__What is required__
Return every row below, copying each line character for character with no changes.

Data pulled from a collection
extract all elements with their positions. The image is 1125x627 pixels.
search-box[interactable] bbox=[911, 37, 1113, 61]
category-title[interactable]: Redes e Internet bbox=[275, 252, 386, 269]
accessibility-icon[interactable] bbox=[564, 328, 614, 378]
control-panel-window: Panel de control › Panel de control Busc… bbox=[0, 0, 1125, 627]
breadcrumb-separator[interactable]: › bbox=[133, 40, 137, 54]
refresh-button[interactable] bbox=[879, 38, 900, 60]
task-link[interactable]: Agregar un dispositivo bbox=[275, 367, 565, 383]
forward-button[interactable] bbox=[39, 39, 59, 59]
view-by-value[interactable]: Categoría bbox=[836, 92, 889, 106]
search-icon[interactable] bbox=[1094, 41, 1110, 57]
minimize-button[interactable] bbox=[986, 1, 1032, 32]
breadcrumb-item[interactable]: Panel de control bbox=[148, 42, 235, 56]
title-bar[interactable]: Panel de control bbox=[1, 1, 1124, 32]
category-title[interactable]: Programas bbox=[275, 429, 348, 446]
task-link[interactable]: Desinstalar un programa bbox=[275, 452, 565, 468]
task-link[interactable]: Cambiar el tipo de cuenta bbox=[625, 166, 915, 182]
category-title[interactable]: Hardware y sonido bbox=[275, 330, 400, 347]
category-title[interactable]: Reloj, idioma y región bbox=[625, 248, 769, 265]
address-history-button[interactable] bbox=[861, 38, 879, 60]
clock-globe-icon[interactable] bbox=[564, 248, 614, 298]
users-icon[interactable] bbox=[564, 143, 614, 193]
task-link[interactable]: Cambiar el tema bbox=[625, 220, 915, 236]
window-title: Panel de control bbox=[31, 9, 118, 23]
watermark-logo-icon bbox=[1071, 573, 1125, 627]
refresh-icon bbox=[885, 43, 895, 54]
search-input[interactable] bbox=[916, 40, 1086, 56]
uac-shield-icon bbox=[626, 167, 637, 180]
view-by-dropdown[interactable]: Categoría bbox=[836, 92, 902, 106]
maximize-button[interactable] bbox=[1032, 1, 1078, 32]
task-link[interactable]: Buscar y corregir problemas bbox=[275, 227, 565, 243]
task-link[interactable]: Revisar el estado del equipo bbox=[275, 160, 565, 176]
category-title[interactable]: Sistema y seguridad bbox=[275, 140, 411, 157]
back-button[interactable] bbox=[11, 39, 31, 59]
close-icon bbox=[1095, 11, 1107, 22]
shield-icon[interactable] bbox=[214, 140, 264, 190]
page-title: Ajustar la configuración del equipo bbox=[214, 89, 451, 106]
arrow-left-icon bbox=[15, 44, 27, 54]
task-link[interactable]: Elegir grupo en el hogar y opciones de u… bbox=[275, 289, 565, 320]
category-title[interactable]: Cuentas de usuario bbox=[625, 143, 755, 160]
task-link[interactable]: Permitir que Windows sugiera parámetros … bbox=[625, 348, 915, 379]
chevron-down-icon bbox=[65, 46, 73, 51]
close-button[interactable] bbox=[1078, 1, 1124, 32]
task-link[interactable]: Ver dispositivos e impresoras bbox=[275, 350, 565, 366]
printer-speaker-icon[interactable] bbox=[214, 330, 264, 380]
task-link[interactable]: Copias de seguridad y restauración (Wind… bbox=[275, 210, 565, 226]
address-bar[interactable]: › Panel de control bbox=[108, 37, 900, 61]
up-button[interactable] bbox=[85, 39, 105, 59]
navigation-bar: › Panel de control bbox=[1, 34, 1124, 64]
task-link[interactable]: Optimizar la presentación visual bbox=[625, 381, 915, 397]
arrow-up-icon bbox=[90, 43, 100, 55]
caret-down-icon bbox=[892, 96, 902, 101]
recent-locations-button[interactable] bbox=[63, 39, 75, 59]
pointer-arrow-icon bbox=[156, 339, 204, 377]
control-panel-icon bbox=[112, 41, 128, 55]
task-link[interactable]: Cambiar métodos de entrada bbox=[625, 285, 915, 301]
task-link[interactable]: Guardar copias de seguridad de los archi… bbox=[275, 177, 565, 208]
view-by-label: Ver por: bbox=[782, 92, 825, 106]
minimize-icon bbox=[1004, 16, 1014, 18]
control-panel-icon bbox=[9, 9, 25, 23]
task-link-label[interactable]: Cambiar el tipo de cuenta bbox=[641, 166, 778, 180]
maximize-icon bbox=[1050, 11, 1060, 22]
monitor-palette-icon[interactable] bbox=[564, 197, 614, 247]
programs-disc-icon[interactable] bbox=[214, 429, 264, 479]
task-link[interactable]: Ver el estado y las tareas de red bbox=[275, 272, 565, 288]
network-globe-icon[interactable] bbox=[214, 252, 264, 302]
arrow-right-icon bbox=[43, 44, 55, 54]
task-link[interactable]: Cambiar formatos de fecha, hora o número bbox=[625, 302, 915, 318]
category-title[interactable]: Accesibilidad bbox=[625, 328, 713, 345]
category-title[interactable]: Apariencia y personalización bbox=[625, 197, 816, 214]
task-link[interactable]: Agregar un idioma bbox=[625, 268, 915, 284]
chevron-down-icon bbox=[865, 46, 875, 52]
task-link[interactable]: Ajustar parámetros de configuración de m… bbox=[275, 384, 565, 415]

__Written response__
extract all elements with their positions. The image is 1125x627 pixels.
search-box[interactable] bbox=[911, 37, 1113, 61]
category-title[interactable]: Redes e Internet bbox=[275, 252, 386, 269]
accessibility-icon[interactable] bbox=[564, 328, 614, 378]
control-panel-window: Panel de control › Panel de control Busc… bbox=[0, 0, 1125, 627]
breadcrumb-separator[interactable]: › bbox=[133, 40, 137, 54]
refresh-button[interactable] bbox=[879, 38, 900, 60]
task-link[interactable]: Agregar un dispositivo bbox=[275, 367, 565, 383]
forward-button[interactable] bbox=[39, 39, 59, 59]
view-by-value[interactable]: Categoría bbox=[836, 92, 889, 106]
search-icon[interactable] bbox=[1094, 41, 1110, 57]
minimize-button[interactable] bbox=[986, 1, 1032, 32]
breadcrumb-item[interactable]: Panel de control bbox=[148, 42, 235, 56]
title-bar[interactable]: Panel de control bbox=[1, 1, 1124, 32]
category-title[interactable]: Programas bbox=[275, 429, 348, 446]
task-link[interactable]: Desinstalar un programa bbox=[275, 452, 565, 468]
task-link[interactable]: Cambiar el tipo de cuenta bbox=[625, 166, 915, 182]
category-title[interactable]: Hardware y sonido bbox=[275, 330, 400, 347]
category-title[interactable]: Reloj, idioma y región bbox=[625, 248, 769, 265]
address-history-button[interactable] bbox=[861, 38, 879, 60]
clock-globe-icon[interactable] bbox=[564, 248, 614, 298]
users-icon[interactable] bbox=[564, 143, 614, 193]
task-link[interactable]: Cambiar el tema bbox=[625, 220, 915, 236]
window-title: Panel de control bbox=[31, 9, 118, 23]
watermark-logo-icon bbox=[1071, 573, 1125, 627]
refresh-icon bbox=[885, 43, 895, 54]
search-input[interactable] bbox=[916, 40, 1086, 56]
uac-shield-icon bbox=[626, 167, 637, 180]
view-by-dropdown[interactable]: Categoría bbox=[836, 92, 902, 106]
maximize-button[interactable] bbox=[1032, 1, 1078, 32]
task-link[interactable]: Buscar y corregir problemas bbox=[275, 227, 565, 243]
task-link[interactable]: Revisar el estado del equipo bbox=[275, 160, 565, 176]
category-title[interactable]: Sistema y seguridad bbox=[275, 140, 411, 157]
back-button[interactable] bbox=[11, 39, 31, 59]
close-icon bbox=[1095, 11, 1107, 22]
shield-icon[interactable] bbox=[214, 140, 264, 190]
page-title: Ajustar la configuración del equipo bbox=[214, 89, 451, 106]
arrow-left-icon bbox=[15, 44, 27, 54]
task-link[interactable]: Elegir grupo en el hogar y opciones de u… bbox=[275, 289, 565, 320]
category-title[interactable]: Cuentas de usuario bbox=[625, 143, 755, 160]
task-link[interactable]: Permitir que Windows sugiera parámetros … bbox=[625, 348, 915, 379]
chevron-down-icon bbox=[65, 46, 73, 51]
close-button[interactable] bbox=[1078, 1, 1124, 32]
task-link[interactable]: Ver dispositivos e impresoras bbox=[275, 350, 565, 366]
printer-speaker-icon[interactable] bbox=[214, 330, 264, 380]
task-link[interactable]: Copias de seguridad y restauración (Wind… bbox=[275, 210, 565, 226]
address-bar[interactable]: › Panel de control bbox=[108, 37, 900, 61]
up-button[interactable] bbox=[85, 39, 105, 59]
navigation-bar: › Panel de control bbox=[1, 34, 1124, 64]
task-link[interactable]: Optimizar la presentación visual bbox=[625, 381, 915, 397]
arrow-up-icon bbox=[90, 43, 100, 55]
caret-down-icon bbox=[892, 96, 902, 101]
recent-locations-button[interactable] bbox=[63, 39, 75, 59]
pointer-arrow-icon bbox=[156, 339, 204, 377]
control-panel-icon bbox=[112, 41, 128, 55]
task-link[interactable]: Cambiar métodos de entrada bbox=[625, 285, 915, 301]
task-link[interactable]: Guardar copias de seguridad de los archi… bbox=[275, 177, 565, 208]
view-by-label: Ver por: bbox=[782, 92, 825, 106]
minimize-icon bbox=[1004, 16, 1014, 18]
control-panel-icon bbox=[9, 9, 25, 23]
task-link-label[interactable]: Cambiar el tipo de cuenta bbox=[641, 166, 778, 180]
maximize-icon bbox=[1050, 11, 1060, 22]
monitor-palette-icon[interactable] bbox=[564, 197, 614, 247]
programs-disc-icon[interactable] bbox=[214, 429, 264, 479]
task-link[interactable]: Ver el estado y las tareas de red bbox=[275, 272, 565, 288]
network-globe-icon[interactable] bbox=[214, 252, 264, 302]
arrow-right-icon bbox=[43, 44, 55, 54]
task-link[interactable]: Cambiar formatos de fecha, hora o número bbox=[625, 302, 915, 318]
category-title[interactable]: Accesibilidad bbox=[625, 328, 713, 345]
category-title[interactable]: Apariencia y personalización bbox=[625, 197, 816, 214]
task-link[interactable]: Agregar un idioma bbox=[625, 268, 915, 284]
chevron-down-icon bbox=[865, 46, 875, 52]
task-link[interactable]: Ajustar parámetros de configuración de m… bbox=[275, 384, 565, 415]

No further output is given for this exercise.